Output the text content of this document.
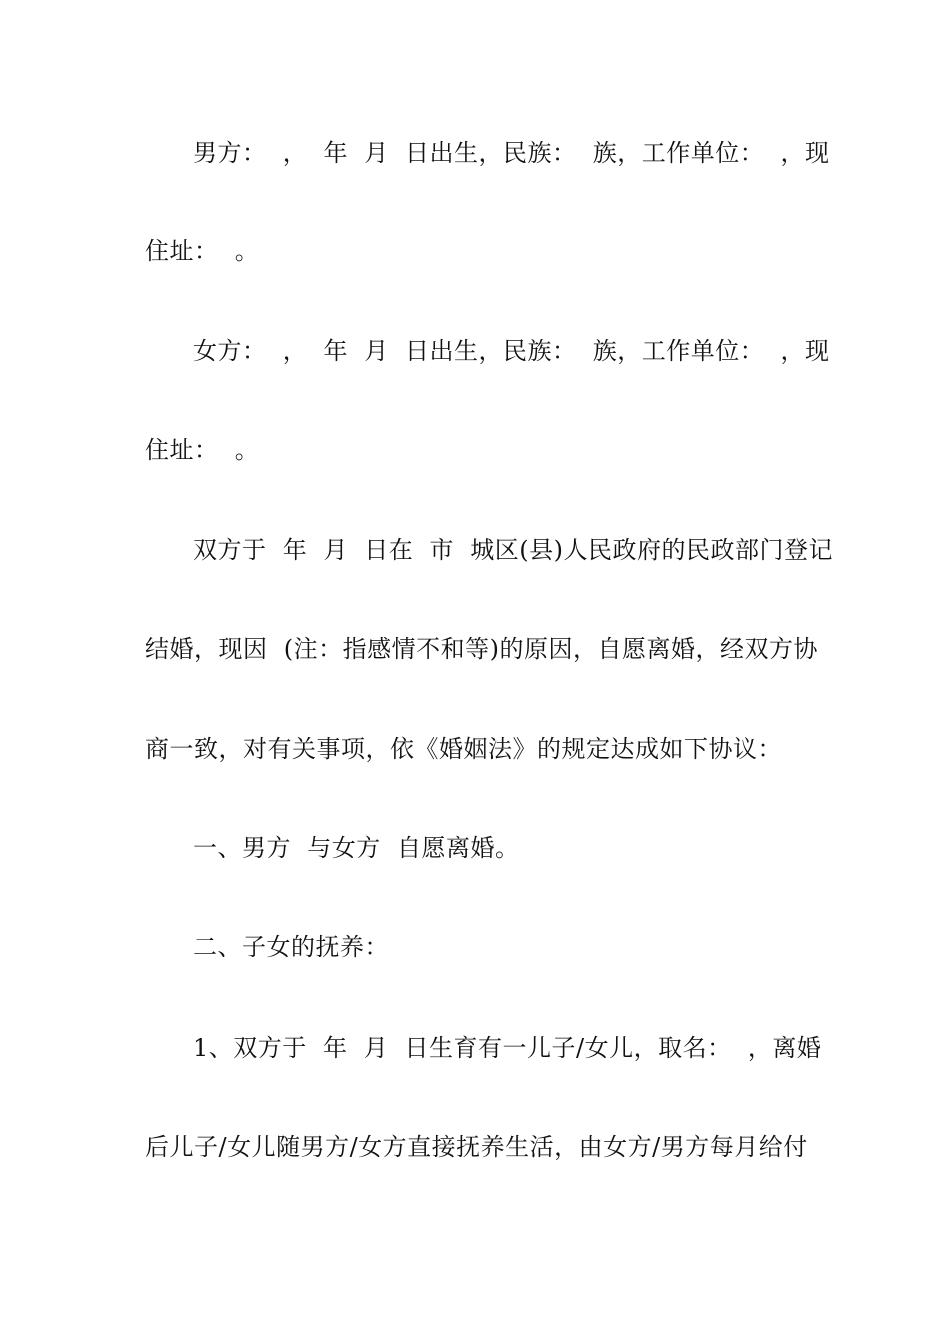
男方：  ，  年  月  日出生，民族：  族，工作单位：  ，现
住址：  。
女方：  ，  年  月  日出生，民族：  族，工作单位：  ，现
住址：  。
双方于  年  月  日在  市  城区(县)人民政府的民政部门登记
结婚，现因  (注：指感情不和等)的原因，自愿离婚，经双方协
商一致，对有关事项，依《婚姻法》的规定达成如下协议：
一、男方  与女方  自愿离婚。
二、子女的抚养：
1、双方于  年  月  日生育有一儿子/女儿，取名：  ，离婚
后儿子/女儿随男方/女方直接抚养生活，由女方/男方每月给付
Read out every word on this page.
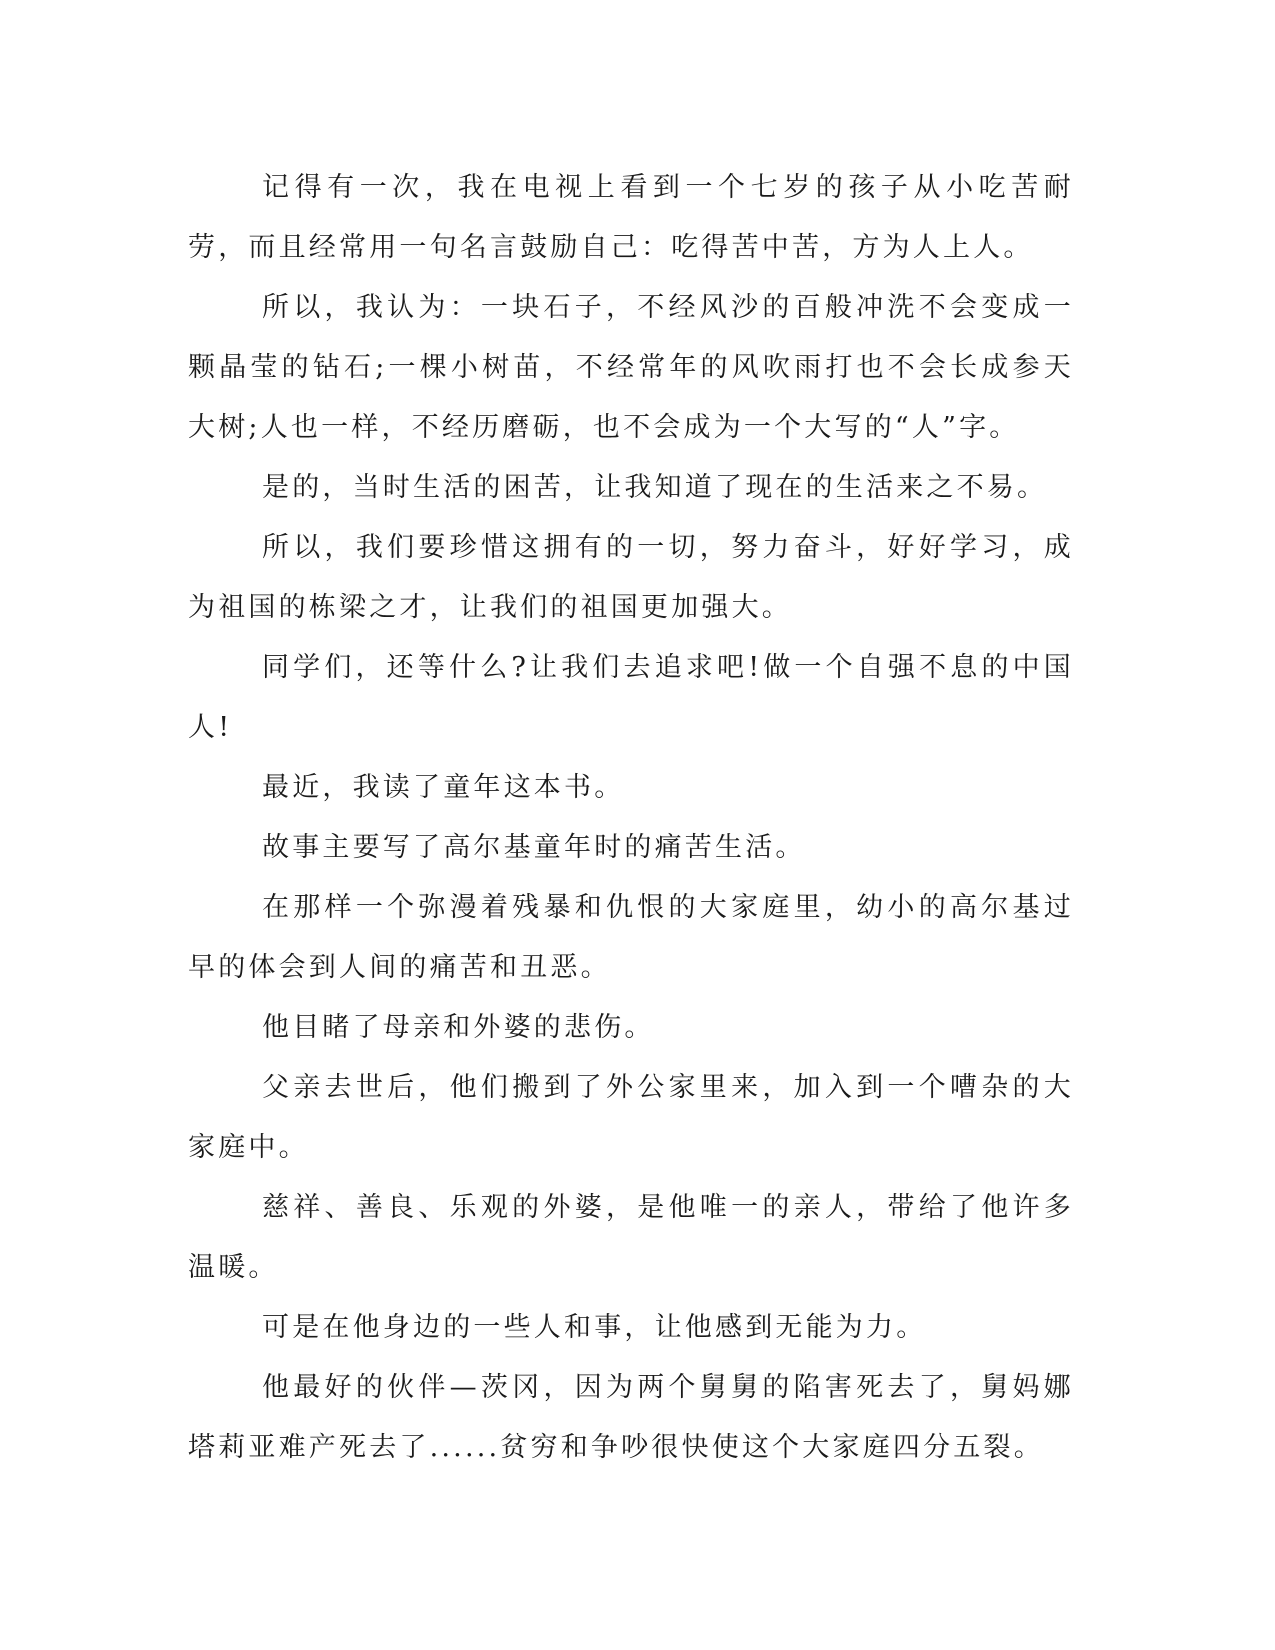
记得有一次，我在电视上看到一个七岁的孩子从小吃苦耐劳，而且经常用一句名言鼓励自己：吃得苦中苦，方为人上人。

所以，我认为：一块石子，不经风沙的百般冲洗不会变成一颗晶莹的钻石;一棵小树苗，不经常年的风吹雨打也不会长成参天大树;人也一样，不经历磨砺，也不会成为一个大写的“人”字。

是的，当时生活的困苦，让我知道了现在的生活来之不易。

所以，我们要珍惜这拥有的一切，努力奋斗，好好学习，成为祖国的栋梁之才，让我们的祖国更加强大。

同学们，还等什么?让我们去追求吧!做一个自强不息的中国人!

最近，我读了童年这本书。

故事主要写了高尔基童年时的痛苦生活。

在那样一个弥漫着残暴和仇恨的大家庭里，幼小的高尔基过早的体会到人间的痛苦和丑恶。

他目睹了母亲和外婆的悲伤。

父亲去世后，他们搬到了外公家里来，加入到一个嘈杂的大家庭中。

慈祥、善良、乐观的外婆，是他唯一的亲人，带给了他许多温暖。

可是在他身边的一些人和事，让他感到无能为力。

他最好的伙伴—茨冈，因为两个舅舅的陷害死去了，舅妈娜塔莉亚难产死去了......贫穷和争吵很快使这个大家庭四分五裂。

★ ★ ★

> The task
Each entry gets copied exactly; the pictures stay out.

> Result of the task
Output the text content of this document.
男方：  ，  年  月  日出生，民族：  族，工作单位：  ，现
住址：  。
女方：  ，  年  月  日出生，民族：  族，工作单位：  ，现
住址：  。
双方于  年  月  日在  市  城区(县)人民政府的民政部门登记
结婚，现因  (注：指感情不和等)的原因，自愿离婚，经双方协
商一致，对有关事项，依《婚姻法》的规定达成如下协议：
一、男方  与女方  自愿离婚。
二、子女的抚养：
1、双方于  年  月  日生育有一儿子/女儿，取名：  ，离婚
后儿子/女儿随男方/女方直接抚养生活，由女方/男方每月给付
Read out every word on this page.
记得有一次，我在电视上看到一个七岁的孩子从小吃苦耐劳，而且经常用一句名言鼓励自己：吃得苦中苦，方为人上人。

所以，我认为：一块石子，不经风沙的百般冲洗不会变成一颗晶莹的钻石;一棵小树苗，不经常年的风吹雨打也不会长成参天大树;人也一样，不经历磨砺，也不会成为一个大写的“人”字。

是的，当时生活的困苦，让我知道了现在的生活来之不易。

所以，我们要珍惜这拥有的一切，努力奋斗，好好学习，成为祖国的栋梁之才，让我们的祖国更加强大。

同学们，还等什么?让我们去追求吧!做一个自强不息的中国人!

最近，我读了童年这本书。

故事主要写了高尔基童年时的痛苦生活。

在那样一个弥漫着残暴和仇恨的大家庭里，幼小的高尔基过早的体会到人间的痛苦和丑恶。

他目睹了母亲和外婆的悲伤。

父亲去世后，他们搬到了外公家里来，加入到一个嘈杂的大家庭中。

慈祥、善良、乐观的外婆，是他唯一的亲人，带给了他许多温暖。

可是在他身边的一些人和事，让他感到无能为力。

他最好的伙伴—茨冈，因为两个舅舅的陷害死去了，舅妈娜塔莉亚难产死去了......贫穷和争吵很快使这个大家庭四分五裂。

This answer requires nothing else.